* Exercise requirements *
Give a verbatim copy of the lines below, minus the pictures.

* Records shown *
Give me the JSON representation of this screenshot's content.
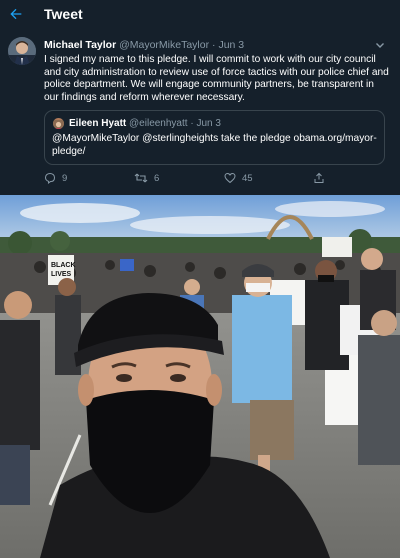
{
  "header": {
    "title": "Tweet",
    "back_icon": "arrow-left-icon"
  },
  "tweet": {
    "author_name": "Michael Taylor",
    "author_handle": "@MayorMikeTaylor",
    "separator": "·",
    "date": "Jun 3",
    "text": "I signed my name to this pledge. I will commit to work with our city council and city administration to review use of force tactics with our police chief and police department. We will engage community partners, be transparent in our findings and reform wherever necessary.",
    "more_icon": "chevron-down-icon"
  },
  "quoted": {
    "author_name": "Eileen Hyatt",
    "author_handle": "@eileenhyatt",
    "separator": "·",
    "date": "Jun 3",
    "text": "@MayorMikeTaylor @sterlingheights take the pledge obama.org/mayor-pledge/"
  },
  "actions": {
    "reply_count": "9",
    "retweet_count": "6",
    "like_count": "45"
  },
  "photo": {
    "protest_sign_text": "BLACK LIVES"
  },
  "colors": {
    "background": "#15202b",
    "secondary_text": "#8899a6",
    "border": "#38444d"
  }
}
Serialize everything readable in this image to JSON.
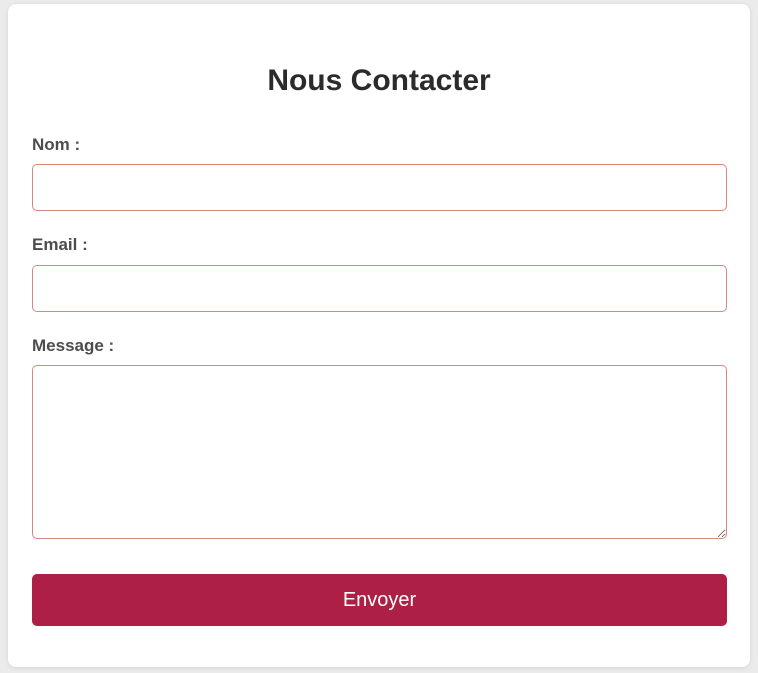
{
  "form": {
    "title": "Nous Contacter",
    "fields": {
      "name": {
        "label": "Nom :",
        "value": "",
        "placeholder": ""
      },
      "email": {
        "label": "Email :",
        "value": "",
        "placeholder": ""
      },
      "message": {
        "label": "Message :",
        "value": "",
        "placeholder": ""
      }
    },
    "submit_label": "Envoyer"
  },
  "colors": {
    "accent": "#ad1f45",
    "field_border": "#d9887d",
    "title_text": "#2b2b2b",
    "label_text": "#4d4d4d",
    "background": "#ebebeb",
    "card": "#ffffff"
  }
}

* Solution for this task *
Give me the JSON representation of this screenshot's content.
{
  "header": {
    "title": "Tweet",
    "back_icon": "arrow-left-icon"
  },
  "tweet": {
    "author_name": "Michael Taylor",
    "author_handle": "@MayorMikeTaylor",
    "separator": "·",
    "date": "Jun 3",
    "text": "I signed my name to this pledge. I will commit to work with our city council and city administration to review use of force tactics with our police chief and police department. We will engage community partners, be transparent in our findings and reform wherever necessary.",
    "more_icon": "chevron-down-icon"
  },
  "quoted": {
    "author_name": "Eileen Hyatt",
    "author_handle": "@eileenhyatt",
    "separator": "·",
    "date": "Jun 3",
    "text": "@MayorMikeTaylor @sterlingheights take the pledge obama.org/mayor-pledge/"
  },
  "actions": {
    "reply_count": "9",
    "retweet_count": "6",
    "like_count": "45"
  },
  "photo": {
    "protest_sign_text": "BLACK LIVES"
  },
  "colors": {
    "background": "#15202b",
    "secondary_text": "#8899a6",
    "border": "#38444d"
  }
}
Serialize everything readable in this image to JSON.
{
  "form": {
    "title": "Nous Contacter",
    "fields": {
      "name": {
        "label": "Nom :",
        "value": "",
        "placeholder": ""
      },
      "email": {
        "label": "Email :",
        "value": "",
        "placeholder": ""
      },
      "message": {
        "label": "Message :",
        "value": "",
        "placeholder": ""
      }
    },
    "submit_label": "Envoyer"
  },
  "colors": {
    "accent": "#ad1f45",
    "field_border": "#d9887d",
    "title_text": "#2b2b2b",
    "label_text": "#4d4d4d",
    "background": "#ebebeb",
    "card": "#ffffff"
  }
}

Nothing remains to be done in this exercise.